Stored items:
-- start --
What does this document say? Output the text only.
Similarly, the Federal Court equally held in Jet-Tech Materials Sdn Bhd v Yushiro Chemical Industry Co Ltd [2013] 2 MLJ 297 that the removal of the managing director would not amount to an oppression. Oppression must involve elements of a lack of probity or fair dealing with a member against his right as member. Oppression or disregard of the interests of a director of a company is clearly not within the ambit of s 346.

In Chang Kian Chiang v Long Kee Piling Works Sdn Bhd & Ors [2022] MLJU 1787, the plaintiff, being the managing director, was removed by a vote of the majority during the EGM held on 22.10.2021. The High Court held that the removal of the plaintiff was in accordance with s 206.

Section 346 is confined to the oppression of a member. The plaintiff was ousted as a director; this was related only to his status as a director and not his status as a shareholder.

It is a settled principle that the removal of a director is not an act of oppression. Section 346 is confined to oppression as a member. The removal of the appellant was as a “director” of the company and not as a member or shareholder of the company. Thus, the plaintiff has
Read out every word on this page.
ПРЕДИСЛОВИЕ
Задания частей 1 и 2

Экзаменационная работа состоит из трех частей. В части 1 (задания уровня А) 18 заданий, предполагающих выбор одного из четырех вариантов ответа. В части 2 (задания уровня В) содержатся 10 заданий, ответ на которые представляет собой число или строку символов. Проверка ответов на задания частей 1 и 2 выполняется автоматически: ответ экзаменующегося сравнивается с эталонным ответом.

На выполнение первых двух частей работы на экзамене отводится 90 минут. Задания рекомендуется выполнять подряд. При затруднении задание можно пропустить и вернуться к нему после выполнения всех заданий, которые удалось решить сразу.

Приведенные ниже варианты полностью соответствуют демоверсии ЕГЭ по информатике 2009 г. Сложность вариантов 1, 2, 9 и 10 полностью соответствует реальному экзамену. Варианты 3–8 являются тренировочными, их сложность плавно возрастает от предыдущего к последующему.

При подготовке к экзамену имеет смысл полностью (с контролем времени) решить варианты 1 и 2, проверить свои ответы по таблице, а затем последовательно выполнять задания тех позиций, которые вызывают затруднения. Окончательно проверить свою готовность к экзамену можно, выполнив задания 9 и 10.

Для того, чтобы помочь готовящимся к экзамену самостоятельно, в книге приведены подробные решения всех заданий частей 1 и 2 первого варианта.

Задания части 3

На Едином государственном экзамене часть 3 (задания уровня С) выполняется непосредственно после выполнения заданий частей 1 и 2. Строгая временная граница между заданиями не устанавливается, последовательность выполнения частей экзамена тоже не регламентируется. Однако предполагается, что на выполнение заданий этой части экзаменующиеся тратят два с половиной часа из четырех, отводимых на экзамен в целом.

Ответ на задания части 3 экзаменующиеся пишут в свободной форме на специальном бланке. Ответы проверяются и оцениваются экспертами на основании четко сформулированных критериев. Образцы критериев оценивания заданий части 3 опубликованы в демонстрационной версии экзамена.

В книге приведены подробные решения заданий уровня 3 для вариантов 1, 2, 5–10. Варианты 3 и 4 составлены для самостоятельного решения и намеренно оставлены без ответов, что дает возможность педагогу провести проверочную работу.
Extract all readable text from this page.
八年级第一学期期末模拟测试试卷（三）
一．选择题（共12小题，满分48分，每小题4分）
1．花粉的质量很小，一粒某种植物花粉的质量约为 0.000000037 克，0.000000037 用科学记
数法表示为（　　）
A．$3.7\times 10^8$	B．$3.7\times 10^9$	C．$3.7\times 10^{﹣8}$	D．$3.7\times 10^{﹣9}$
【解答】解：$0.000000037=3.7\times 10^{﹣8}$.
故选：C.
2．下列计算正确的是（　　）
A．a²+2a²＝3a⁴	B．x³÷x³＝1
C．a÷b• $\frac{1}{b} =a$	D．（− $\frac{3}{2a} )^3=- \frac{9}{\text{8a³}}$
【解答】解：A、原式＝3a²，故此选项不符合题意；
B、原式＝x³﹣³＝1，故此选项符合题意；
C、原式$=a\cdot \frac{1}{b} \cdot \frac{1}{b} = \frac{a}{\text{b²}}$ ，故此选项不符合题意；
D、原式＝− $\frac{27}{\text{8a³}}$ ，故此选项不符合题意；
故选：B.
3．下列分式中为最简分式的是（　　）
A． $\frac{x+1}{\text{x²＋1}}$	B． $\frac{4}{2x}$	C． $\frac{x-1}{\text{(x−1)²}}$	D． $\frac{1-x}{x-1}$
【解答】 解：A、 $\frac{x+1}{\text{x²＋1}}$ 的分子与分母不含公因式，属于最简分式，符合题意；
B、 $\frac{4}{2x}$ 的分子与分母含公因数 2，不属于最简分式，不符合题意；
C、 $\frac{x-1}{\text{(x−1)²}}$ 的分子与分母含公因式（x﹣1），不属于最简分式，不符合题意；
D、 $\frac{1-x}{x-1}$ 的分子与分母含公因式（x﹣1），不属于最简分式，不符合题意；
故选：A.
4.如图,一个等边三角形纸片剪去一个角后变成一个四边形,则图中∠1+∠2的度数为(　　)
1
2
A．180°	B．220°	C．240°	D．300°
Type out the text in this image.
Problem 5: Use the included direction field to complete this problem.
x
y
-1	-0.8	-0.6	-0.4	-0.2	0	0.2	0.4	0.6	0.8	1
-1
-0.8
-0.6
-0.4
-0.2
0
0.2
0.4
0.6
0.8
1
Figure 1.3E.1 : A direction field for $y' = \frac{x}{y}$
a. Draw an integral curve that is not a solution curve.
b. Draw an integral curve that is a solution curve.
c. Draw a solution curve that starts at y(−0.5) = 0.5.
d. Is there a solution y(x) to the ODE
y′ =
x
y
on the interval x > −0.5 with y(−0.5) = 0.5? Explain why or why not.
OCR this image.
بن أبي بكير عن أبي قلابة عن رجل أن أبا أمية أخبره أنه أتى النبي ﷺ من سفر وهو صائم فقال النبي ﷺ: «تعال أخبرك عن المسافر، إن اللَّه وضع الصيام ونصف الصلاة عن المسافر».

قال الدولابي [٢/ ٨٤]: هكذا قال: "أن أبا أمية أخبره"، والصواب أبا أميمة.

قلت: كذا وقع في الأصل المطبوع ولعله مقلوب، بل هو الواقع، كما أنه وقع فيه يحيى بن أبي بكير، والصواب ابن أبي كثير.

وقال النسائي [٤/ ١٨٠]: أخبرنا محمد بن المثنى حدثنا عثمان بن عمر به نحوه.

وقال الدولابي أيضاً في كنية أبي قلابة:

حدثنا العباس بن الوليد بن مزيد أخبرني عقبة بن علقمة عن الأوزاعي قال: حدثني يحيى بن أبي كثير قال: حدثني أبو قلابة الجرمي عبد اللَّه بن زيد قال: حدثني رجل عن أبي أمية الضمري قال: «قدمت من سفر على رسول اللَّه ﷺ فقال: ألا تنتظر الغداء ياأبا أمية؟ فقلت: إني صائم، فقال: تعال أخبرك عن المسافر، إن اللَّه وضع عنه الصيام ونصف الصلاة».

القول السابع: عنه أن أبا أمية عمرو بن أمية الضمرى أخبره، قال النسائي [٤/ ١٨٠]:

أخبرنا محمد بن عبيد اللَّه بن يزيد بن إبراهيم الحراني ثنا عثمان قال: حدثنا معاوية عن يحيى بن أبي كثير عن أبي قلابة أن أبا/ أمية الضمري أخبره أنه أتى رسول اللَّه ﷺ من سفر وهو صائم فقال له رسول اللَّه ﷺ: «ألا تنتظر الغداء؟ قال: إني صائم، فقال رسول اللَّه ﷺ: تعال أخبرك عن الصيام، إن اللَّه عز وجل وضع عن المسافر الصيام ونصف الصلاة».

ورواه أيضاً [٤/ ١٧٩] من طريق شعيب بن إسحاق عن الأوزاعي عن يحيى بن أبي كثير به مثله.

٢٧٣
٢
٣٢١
-- end --
● **Stated problem**
Starting at the line with "Type out the text in this image.", copy every line up to and including the last one in the entries above.

● **Answer to this problem**
Type out the text in this image.
Problem 5: Use the included direction field to complete this problem.
x
y
-1	-0.8	-0.6	-0.4	-0.2	0	0.2	0.4	0.6	0.8	1
-1
-0.8
-0.6
-0.4
-0.2
0
0.2
0.4
0.6
0.8
1
Figure 1.3E.1 : A direction field for $y' = \frac{x}{y}$
a. Draw an integral curve that is not a solution curve.
b. Draw an integral curve that is a solution curve.
c. Draw a solution curve that starts at y(−0.5) = 0.5.
d. Is there a solution y(x) to the ODE
y′ =
x
y
on the interval x > −0.5 with y(−0.5) = 0.5? Explain why or why not.
OCR this image.
بن أبي بكير عن أبي قلابة عن رجل أن أبا أمية أخبره أنه أتى النبي ﷺ من سفر وهو صائم فقال النبي ﷺ: «تعال أخبرك عن المسافر، إن اللَّه وضع الصيام ونصف الصلاة عن المسافر».

قال الدولابي [٢/ ٨٤]: هكذا قال: "أن أبا أمية أخبره"، والصواب أبا أميمة.

قلت: كذا وقع في الأصل المطبوع ولعله مقلوب، بل هو الواقع، كما أنه وقع فيه يحيى بن أبي بكير، والصواب ابن أبي كثير.

وقال النسائي [٤/ ١٨٠]: أخبرنا محمد بن المثنى حدثنا عثمان بن عمر به نحوه.

وقال الدولابي أيضاً في كنية أبي قلابة:

حدثنا العباس بن الوليد بن مزيد أخبرني عقبة بن علقمة عن الأوزاعي قال: حدثني يحيى بن أبي كثير قال: حدثني أبو قلابة الجرمي عبد اللَّه بن زيد قال: حدثني رجل عن أبي أمية الضمري قال: «قدمت من سفر على رسول اللَّه ﷺ فقال: ألا تنتظر الغداء ياأبا أمية؟ فقلت: إني صائم، فقال: تعال أخبرك عن المسافر، إن اللَّه وضع عنه الصيام ونصف الصلاة».

القول السابع: عنه أن أبا أمية عمرو بن أمية الضمرى أخبره، قال النسائي [٤/ ١٨٠]:

أخبرنا محمد بن عبيد اللَّه بن يزيد بن إبراهيم الحراني ثنا عثمان قال: حدثنا معاوية عن يحيى بن أبي كثير عن أبي قلابة أن أبا/ أمية الضمري أخبره أنه أتى رسول اللَّه ﷺ من سفر وهو صائم فقال له رسول اللَّه ﷺ: «ألا تنتظر الغداء؟ قال: إني صائم، فقال رسول اللَّه ﷺ: تعال أخبرك عن الصيام، إن اللَّه عز وجل وضع عن المسافر الصيام ونصف الصلاة».

ورواه أيضاً [٤/ ١٧٩] من طريق شعيب بن إسحاق عن الأوزاعي عن يحيى بن أبي كثير به مثله.

٢٧٣
٢
٣٢١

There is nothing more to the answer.